(begin)

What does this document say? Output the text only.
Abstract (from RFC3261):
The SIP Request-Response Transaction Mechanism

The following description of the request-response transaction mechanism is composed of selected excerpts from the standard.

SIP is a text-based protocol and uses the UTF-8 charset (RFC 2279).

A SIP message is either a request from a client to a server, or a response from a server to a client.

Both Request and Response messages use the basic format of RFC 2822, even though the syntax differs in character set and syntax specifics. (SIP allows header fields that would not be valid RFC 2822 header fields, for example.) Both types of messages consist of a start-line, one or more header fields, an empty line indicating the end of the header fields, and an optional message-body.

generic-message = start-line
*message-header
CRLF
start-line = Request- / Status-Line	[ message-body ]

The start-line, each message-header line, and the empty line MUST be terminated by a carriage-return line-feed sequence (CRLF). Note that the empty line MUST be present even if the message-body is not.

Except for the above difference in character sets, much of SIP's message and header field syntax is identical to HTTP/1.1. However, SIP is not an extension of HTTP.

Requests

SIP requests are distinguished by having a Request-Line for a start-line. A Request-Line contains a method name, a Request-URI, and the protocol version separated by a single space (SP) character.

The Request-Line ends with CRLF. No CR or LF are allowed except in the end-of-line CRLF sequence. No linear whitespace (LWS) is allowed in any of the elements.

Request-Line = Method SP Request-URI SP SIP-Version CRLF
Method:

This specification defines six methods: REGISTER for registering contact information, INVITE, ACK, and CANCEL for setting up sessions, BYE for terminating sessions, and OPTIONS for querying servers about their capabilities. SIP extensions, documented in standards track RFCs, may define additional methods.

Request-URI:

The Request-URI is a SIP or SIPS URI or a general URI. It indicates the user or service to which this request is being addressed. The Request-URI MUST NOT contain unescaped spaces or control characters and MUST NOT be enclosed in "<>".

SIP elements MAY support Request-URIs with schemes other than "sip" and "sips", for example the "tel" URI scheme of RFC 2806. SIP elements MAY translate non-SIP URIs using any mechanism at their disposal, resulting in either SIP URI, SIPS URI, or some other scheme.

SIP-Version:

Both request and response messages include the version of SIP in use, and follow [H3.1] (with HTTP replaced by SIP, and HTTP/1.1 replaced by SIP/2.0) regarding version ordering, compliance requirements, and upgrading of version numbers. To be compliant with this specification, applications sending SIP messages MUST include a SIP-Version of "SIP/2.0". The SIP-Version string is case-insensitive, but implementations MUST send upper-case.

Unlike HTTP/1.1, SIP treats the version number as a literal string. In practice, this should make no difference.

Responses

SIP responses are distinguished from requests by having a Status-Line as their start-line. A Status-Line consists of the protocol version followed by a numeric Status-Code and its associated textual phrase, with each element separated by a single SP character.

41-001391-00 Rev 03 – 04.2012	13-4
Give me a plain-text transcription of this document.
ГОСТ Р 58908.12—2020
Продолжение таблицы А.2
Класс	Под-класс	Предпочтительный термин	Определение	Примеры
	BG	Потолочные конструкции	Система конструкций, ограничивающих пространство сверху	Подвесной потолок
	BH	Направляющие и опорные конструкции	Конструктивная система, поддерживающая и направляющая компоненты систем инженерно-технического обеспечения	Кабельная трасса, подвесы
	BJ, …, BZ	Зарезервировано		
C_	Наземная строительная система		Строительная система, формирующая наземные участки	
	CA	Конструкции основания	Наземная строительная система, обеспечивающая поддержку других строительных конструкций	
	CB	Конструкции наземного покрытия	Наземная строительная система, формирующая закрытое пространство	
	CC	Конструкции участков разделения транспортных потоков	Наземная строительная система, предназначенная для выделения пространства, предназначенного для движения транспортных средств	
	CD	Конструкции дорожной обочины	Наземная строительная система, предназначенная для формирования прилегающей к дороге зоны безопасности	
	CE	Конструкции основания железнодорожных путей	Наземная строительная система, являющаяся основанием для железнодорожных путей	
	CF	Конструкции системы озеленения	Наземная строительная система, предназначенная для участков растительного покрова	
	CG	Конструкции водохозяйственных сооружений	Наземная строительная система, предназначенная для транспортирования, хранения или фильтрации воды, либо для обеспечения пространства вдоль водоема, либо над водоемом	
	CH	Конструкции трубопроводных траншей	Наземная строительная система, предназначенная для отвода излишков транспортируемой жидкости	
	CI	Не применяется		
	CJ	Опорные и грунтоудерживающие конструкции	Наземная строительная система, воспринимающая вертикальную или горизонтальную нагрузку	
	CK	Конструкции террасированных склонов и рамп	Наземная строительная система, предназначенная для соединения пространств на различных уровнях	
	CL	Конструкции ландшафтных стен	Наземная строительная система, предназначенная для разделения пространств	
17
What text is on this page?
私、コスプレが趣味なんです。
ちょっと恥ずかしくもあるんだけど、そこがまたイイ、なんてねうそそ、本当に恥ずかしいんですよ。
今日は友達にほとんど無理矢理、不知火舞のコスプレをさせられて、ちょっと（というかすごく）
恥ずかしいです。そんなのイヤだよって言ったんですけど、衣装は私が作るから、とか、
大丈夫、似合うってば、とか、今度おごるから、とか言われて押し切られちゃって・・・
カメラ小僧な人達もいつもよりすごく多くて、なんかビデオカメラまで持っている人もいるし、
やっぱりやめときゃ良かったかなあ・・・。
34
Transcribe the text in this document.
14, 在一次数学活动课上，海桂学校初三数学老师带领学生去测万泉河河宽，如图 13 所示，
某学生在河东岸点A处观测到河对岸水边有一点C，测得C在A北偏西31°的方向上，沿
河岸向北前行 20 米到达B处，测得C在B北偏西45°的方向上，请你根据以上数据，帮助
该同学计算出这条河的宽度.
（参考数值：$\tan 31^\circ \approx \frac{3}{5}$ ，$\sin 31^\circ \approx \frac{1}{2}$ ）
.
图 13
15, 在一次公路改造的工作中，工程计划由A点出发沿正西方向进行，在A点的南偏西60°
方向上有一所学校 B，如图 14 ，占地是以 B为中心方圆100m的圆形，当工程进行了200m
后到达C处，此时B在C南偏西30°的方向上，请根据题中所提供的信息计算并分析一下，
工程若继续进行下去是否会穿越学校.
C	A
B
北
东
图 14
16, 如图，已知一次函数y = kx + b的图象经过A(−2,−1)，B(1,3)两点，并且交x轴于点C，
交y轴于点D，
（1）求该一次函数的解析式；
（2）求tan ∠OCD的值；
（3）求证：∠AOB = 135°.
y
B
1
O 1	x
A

(end)

=== What you will do ===
From the entries above, collect every line with the string "основания" in it.

=== Final result ===
	CA	Конструкции основания	Наземная строительная система, обеспечивающая поддержку других строительных конструкций	
	CE	Конструкции основания железнодорожных путей	Наземная строительная система, являющаяся основанием для железнодорожных путей	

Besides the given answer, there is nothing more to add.